Using the data below, copy every line that contains the word "JSON".

Records for this exercise
----------------------------------------

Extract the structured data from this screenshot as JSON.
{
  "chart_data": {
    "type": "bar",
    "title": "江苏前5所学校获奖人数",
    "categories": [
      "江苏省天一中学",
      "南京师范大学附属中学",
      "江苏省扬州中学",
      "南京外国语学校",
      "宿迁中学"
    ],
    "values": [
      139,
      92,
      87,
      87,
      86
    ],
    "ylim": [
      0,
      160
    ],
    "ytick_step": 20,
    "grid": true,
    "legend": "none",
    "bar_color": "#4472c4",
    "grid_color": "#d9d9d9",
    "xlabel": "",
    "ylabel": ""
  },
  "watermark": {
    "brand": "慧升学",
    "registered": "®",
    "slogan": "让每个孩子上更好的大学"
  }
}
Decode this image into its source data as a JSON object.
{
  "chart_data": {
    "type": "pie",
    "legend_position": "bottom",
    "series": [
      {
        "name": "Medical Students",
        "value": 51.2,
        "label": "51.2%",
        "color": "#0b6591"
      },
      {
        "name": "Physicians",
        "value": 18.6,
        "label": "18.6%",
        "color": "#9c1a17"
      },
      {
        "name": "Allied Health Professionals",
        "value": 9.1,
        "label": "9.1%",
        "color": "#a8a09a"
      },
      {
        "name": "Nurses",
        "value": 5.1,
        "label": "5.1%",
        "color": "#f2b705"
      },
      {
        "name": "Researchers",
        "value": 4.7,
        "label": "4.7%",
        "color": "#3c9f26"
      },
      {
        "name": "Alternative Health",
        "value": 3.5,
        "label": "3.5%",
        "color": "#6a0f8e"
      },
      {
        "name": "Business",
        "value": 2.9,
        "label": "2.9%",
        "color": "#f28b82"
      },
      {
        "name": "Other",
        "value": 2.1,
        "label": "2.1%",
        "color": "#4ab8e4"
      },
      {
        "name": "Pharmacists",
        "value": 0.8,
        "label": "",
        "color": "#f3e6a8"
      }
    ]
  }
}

----------------------------------------

Response to this task
Extract the structured data from this screenshot as JSON.
Decode this image into its source data as a JSON object.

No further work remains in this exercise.